Return all lines in the material below that contain "Politik".

Provided records:

§

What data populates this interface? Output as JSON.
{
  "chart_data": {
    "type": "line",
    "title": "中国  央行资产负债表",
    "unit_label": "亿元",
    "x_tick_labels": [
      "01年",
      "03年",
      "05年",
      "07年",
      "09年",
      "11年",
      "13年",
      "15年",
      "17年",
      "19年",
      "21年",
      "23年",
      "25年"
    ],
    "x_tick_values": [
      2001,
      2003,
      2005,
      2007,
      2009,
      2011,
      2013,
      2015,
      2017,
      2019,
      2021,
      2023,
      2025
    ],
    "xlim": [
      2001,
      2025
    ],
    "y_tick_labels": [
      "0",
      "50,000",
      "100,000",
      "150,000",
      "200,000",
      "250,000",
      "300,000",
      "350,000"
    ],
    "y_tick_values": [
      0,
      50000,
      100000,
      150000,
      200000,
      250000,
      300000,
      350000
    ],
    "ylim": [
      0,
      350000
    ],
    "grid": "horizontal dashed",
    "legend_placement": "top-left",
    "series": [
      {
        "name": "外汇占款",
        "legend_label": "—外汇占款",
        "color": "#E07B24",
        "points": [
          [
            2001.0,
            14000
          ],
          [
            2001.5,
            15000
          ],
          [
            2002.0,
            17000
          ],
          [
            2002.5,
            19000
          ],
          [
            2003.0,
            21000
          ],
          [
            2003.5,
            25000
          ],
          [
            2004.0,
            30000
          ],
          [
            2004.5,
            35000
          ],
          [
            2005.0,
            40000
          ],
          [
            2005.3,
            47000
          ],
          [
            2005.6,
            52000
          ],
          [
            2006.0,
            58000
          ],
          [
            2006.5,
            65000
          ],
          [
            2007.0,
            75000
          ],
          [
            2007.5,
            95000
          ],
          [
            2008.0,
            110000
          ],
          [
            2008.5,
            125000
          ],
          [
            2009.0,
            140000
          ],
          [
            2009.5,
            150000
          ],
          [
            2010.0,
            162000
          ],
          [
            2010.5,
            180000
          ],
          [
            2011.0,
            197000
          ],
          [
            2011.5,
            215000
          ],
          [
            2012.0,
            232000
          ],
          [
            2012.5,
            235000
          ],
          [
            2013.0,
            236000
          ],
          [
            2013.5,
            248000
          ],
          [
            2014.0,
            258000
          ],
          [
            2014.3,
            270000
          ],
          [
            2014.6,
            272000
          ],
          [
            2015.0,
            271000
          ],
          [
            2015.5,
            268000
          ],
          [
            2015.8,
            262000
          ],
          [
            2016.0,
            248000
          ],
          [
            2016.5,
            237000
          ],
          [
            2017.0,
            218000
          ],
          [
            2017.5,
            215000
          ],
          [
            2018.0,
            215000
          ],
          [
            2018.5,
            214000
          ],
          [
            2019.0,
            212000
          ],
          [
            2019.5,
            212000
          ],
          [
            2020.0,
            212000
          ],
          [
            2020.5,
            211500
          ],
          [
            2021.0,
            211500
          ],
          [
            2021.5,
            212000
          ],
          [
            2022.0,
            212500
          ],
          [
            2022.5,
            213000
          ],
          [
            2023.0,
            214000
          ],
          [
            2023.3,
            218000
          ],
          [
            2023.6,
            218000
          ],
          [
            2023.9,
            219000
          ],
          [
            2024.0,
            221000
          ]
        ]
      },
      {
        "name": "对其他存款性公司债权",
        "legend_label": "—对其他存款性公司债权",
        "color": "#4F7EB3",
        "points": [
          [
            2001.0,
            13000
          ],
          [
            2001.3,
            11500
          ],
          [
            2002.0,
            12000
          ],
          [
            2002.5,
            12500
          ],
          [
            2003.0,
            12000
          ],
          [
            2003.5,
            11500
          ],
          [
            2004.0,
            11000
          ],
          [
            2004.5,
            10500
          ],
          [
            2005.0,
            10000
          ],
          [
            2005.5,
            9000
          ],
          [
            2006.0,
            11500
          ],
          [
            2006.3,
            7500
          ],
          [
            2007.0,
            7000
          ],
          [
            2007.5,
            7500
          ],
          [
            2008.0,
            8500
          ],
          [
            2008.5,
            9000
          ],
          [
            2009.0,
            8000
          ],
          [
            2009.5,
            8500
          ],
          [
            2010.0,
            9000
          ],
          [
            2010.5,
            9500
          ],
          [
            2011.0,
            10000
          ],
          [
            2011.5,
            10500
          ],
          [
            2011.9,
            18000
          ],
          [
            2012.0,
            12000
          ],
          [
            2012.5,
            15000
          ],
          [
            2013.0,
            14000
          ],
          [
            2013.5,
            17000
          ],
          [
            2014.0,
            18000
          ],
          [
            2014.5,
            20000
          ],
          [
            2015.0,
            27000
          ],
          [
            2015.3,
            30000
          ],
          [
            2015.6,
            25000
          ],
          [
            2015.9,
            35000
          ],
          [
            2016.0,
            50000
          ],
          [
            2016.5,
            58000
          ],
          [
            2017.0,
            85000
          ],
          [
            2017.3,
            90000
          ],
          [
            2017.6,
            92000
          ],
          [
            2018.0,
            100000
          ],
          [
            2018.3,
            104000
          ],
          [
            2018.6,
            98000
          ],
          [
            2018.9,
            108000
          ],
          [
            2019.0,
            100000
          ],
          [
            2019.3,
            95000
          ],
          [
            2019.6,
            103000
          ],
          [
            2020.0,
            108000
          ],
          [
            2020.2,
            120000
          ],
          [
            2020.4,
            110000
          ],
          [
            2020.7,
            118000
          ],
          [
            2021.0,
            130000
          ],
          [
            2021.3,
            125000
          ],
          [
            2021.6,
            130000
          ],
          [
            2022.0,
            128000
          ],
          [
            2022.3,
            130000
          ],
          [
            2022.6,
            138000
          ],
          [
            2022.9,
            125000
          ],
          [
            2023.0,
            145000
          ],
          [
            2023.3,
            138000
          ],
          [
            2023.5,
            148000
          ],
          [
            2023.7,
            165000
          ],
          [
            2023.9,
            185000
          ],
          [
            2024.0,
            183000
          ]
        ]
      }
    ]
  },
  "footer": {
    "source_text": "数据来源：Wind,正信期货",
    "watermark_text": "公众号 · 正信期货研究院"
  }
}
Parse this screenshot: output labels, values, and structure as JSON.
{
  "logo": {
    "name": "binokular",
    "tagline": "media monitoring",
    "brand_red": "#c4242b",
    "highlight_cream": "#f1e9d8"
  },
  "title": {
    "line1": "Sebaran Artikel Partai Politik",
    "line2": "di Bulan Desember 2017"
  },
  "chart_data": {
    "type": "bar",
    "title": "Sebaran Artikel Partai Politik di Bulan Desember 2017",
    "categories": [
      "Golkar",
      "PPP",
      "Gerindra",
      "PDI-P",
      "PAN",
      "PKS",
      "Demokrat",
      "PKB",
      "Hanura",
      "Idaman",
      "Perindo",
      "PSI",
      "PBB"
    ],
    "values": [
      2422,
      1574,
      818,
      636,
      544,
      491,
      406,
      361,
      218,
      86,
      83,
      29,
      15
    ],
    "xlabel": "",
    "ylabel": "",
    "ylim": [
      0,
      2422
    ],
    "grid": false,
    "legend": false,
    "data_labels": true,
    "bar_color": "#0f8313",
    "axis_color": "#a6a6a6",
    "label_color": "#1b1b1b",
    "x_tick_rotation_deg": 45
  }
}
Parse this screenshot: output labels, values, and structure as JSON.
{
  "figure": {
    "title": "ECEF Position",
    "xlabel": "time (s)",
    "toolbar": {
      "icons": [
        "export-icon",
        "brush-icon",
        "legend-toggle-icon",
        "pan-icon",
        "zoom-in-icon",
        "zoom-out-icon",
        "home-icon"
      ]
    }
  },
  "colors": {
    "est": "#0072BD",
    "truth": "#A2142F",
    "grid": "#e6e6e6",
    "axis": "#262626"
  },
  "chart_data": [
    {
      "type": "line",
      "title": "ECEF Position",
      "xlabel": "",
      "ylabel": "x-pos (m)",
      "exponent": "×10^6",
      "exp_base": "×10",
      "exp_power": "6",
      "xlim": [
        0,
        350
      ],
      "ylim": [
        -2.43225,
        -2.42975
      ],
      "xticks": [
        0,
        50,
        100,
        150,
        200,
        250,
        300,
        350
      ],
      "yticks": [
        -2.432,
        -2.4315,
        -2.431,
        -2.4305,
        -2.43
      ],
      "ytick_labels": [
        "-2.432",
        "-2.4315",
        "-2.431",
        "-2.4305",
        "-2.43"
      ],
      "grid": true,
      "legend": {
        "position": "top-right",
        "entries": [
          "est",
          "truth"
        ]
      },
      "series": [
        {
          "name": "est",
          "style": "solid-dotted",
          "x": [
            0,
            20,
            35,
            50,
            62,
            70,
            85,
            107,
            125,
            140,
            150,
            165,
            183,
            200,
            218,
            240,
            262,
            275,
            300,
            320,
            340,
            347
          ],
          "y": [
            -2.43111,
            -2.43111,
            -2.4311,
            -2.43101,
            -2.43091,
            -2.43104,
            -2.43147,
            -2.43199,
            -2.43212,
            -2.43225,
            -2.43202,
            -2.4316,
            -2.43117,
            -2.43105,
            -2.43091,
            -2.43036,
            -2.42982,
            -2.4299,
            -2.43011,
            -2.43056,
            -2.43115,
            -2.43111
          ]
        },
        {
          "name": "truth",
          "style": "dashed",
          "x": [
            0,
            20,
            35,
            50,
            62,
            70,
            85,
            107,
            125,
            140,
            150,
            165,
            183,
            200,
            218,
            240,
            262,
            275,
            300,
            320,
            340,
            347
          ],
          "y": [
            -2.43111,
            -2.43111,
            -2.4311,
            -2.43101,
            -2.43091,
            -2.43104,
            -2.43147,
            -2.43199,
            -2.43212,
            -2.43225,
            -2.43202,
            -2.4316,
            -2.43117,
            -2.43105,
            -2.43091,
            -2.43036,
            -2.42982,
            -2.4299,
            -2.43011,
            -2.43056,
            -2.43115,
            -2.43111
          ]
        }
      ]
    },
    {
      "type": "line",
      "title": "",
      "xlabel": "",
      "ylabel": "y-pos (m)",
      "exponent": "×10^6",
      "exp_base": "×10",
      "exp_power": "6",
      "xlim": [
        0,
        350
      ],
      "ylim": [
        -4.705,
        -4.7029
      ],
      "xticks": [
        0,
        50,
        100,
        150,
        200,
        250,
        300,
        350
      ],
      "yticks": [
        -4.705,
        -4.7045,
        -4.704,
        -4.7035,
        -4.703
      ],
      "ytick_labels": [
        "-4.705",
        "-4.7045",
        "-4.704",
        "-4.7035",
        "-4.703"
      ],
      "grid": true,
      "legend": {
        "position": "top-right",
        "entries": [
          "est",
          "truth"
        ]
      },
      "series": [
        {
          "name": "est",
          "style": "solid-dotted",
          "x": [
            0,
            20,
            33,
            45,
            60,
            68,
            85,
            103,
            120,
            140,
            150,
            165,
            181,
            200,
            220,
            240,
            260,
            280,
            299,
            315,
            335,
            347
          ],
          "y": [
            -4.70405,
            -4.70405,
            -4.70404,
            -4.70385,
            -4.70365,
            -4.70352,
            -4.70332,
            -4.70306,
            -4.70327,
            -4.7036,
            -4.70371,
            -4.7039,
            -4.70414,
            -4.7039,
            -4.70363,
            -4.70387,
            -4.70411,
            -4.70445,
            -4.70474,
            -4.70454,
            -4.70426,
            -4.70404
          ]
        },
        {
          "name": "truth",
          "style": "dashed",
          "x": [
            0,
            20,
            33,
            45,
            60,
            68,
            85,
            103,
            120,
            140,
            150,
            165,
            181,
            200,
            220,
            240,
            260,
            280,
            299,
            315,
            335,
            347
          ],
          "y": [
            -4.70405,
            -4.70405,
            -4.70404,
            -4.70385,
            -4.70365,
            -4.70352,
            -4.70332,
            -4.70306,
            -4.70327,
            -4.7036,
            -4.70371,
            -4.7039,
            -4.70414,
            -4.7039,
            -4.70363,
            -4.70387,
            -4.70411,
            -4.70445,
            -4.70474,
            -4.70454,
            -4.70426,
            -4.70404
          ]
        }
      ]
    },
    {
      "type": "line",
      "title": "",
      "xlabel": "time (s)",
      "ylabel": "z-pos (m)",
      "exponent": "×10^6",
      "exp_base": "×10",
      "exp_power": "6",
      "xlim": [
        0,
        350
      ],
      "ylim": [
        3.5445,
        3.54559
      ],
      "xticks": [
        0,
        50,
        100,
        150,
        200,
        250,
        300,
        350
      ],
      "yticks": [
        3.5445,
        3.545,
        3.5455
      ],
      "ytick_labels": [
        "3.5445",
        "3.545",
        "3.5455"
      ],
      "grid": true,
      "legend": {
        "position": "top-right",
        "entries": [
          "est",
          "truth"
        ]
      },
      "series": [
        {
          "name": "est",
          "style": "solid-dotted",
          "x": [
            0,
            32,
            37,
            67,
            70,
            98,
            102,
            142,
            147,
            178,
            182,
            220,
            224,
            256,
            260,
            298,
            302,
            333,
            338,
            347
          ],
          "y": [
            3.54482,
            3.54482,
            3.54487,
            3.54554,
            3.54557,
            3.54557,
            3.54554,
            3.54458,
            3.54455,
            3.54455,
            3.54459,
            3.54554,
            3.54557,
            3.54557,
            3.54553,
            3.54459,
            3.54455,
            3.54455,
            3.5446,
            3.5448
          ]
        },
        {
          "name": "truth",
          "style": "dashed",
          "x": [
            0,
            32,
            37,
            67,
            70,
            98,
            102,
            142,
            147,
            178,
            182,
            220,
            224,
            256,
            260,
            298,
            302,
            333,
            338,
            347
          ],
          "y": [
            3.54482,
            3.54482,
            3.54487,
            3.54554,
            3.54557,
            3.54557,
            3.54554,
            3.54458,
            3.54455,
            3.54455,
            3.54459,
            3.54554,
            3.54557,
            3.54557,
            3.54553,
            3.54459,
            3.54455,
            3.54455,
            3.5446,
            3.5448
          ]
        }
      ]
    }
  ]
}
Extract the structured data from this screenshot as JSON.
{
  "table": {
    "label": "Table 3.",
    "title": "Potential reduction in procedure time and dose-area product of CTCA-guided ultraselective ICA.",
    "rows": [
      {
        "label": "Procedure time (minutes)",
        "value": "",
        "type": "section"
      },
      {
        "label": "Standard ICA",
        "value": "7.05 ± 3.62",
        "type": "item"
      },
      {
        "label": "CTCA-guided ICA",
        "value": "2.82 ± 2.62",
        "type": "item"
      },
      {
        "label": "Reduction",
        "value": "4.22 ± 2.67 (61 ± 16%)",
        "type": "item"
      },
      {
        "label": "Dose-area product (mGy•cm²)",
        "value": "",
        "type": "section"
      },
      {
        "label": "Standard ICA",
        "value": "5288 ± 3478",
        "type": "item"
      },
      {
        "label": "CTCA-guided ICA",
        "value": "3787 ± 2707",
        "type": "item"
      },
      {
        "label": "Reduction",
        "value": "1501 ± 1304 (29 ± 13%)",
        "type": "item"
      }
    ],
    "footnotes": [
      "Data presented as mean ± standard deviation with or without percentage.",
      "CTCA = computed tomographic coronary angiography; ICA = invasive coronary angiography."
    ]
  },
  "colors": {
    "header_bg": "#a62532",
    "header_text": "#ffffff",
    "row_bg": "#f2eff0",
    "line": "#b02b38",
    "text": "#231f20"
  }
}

§

Result of the task:
    "line1": "Sebaran Artikel Partai Politik",
    "title": "Sebaran Artikel Partai Politik di Bulan Desember 2017",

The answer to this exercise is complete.